──────── Dataset content ────────

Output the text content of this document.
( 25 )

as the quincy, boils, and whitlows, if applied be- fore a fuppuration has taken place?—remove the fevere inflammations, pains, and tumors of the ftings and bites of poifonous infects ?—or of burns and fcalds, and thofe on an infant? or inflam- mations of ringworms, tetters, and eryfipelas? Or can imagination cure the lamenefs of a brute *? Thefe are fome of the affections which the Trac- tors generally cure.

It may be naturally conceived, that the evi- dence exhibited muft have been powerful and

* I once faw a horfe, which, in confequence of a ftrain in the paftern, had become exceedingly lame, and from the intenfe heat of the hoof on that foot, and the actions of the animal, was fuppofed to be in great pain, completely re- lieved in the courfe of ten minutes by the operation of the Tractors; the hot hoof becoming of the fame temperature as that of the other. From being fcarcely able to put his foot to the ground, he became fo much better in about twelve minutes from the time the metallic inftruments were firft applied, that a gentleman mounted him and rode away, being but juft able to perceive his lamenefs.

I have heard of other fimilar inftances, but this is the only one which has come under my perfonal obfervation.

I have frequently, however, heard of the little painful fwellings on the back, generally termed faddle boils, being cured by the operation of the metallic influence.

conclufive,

────────

## [What to work on]
When you reach this point, go back and write out each record above exactly.

## [Exercise answer]
Output the text content of this document.
( 25 )

as the quincy, boils, and whitlows, if applied be- fore a fuppuration has taken place?—remove the fevere inflammations, pains, and tumors of the ftings and bites of poifonous infects ?—or of burns and fcalds, and thofe on an infant? or inflam- mations of ringworms, tetters, and eryfipelas? Or can imagination cure the lamenefs of a brute *? Thefe are fome of the affections which the Trac- tors generally cure.

It may be naturally conceived, that the evi- dence exhibited muft have been powerful and

* I once faw a horfe, which, in confequence of a ftrain in the paftern, had become exceedingly lame, and from the intenfe heat of the hoof on that foot, and the actions of the animal, was fuppofed to be in great pain, completely re- lieved in the courfe of ten minutes by the operation of the Tractors; the hot hoof becoming of the fame temperature as that of the other. From being fcarcely able to put his foot to the ground, he became fo much better in about twelve minutes from the time the metallic inftruments were firft applied, that a gentleman mounted him and rode away, being but juft able to perceive his lamenefs.

I have heard of other fimilar inftances, but this is the only one which has come under my perfonal obfervation.

I have frequently, however, heard of the little painful fwellings on the back, generally termed faddle boils, being cured by the operation of the metallic influence.

conclufive,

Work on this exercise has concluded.